Task instructions
Could you print every record below exactly as it appears?

Given records

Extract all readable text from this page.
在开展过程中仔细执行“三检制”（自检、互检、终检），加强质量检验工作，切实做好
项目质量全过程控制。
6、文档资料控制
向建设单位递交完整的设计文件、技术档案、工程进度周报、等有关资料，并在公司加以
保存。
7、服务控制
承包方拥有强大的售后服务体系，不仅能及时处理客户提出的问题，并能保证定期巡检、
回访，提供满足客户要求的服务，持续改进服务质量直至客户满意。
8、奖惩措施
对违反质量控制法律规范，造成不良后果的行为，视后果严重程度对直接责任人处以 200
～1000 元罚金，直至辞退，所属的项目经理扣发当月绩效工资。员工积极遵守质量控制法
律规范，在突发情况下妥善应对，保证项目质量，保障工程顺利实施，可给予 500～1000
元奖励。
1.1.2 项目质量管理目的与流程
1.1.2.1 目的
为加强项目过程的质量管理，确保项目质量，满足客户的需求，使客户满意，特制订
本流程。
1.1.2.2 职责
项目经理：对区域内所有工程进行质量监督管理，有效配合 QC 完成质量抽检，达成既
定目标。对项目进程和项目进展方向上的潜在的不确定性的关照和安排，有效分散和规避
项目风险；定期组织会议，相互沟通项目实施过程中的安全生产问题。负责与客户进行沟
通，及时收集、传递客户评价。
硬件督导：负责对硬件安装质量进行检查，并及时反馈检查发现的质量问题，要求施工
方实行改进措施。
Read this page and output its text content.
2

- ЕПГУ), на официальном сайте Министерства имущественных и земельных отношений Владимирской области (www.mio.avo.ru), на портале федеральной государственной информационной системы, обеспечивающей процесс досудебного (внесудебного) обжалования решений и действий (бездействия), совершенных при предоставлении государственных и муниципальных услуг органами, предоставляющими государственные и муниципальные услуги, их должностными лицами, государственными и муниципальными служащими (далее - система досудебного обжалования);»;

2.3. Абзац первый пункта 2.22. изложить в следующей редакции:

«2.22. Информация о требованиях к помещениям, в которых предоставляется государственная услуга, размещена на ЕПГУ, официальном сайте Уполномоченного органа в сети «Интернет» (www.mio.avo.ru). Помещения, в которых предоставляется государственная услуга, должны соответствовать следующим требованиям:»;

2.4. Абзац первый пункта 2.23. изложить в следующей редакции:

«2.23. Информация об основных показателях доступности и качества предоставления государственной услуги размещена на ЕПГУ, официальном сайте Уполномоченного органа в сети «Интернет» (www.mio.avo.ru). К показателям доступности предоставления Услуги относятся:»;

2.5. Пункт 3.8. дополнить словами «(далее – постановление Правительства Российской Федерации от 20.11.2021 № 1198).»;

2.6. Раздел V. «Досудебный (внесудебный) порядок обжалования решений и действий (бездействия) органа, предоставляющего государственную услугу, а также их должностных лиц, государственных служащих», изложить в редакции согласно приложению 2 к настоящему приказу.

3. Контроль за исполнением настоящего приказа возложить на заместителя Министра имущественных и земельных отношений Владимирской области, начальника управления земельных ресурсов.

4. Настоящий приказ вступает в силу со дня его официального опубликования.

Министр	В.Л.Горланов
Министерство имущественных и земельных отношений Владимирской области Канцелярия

Written reply
Extract all readable text from this page.
在开展过程中仔细执行“三检制”（自检、互检、终检），加强质量检验工作，切实做好
项目质量全过程控制。
6、文档资料控制
向建设单位递交完整的设计文件、技术档案、工程进度周报、等有关资料，并在公司加以
保存。
7、服务控制
承包方拥有强大的售后服务体系，不仅能及时处理客户提出的问题，并能保证定期巡检、
回访，提供满足客户要求的服务，持续改进服务质量直至客户满意。
8、奖惩措施
对违反质量控制法律规范，造成不良后果的行为，视后果严重程度对直接责任人处以 200
～1000 元罚金，直至辞退，所属的项目经理扣发当月绩效工资。员工积极遵守质量控制法
律规范，在突发情况下妥善应对，保证项目质量，保障工程顺利实施，可给予 500～1000
元奖励。
1.1.2 项目质量管理目的与流程
1.1.2.1 目的
为加强项目过程的质量管理，确保项目质量，满足客户的需求，使客户满意，特制订
本流程。
1.1.2.2 职责
项目经理：对区域内所有工程进行质量监督管理，有效配合 QC 完成质量抽检，达成既
定目标。对项目进程和项目进展方向上的潜在的不确定性的关照和安排，有效分散和规避
项目风险；定期组织会议，相互沟通项目实施过程中的安全生产问题。负责与客户进行沟
通，及时收集、传递客户评价。
硬件督导：负责对硬件安装质量进行检查，并及时反馈检查发现的质量问题，要求施工
方实行改进措施。
Read this page and output its text content.
2

- ЕПГУ), на официальном сайте Министерства имущественных и земельных отношений Владимирской области (www.mio.avo.ru), на портале федеральной государственной информационной системы, обеспечивающей процесс досудебного (внесудебного) обжалования решений и действий (бездействия), совершенных при предоставлении государственных и муниципальных услуг органами, предоставляющими государственные и муниципальные услуги, их должностными лицами, государственными и муниципальными служащими (далее - система досудебного обжалования);»;

2.3. Абзац первый пункта 2.22. изложить в следующей редакции:

«2.22. Информация о требованиях к помещениям, в которых предоставляется государственная услуга, размещена на ЕПГУ, официальном сайте Уполномоченного органа в сети «Интернет» (www.mio.avo.ru). Помещения, в которых предоставляется государственная услуга, должны соответствовать следующим требованиям:»;

2.4. Абзац первый пункта 2.23. изложить в следующей редакции:

«2.23. Информация об основных показателях доступности и качества предоставления государственной услуги размещена на ЕПГУ, официальном сайте Уполномоченного органа в сети «Интернет» (www.mio.avo.ru). К показателям доступности предоставления Услуги относятся:»;

2.5. Пункт 3.8. дополнить словами «(далее – постановление Правительства Российской Федерации от 20.11.2021 № 1198).»;

2.6. Раздел V. «Досудебный (внесудебный) порядок обжалования решений и действий (бездействия) органа, предоставляющего государственную услугу, а также их должностных лиц, государственных служащих», изложить в редакции согласно приложению 2 к настоящему приказу.

3. Контроль за исполнением настоящего приказа возложить на заместителя Министра имущественных и земельных отношений Владимирской области, начальника управления земельных ресурсов.

4. Настоящий приказ вступает в силу со дня его официального опубликования.

Министр	В.Л.Горланов
Министерство имущественных и земельных отношений Владимирской области Канцелярия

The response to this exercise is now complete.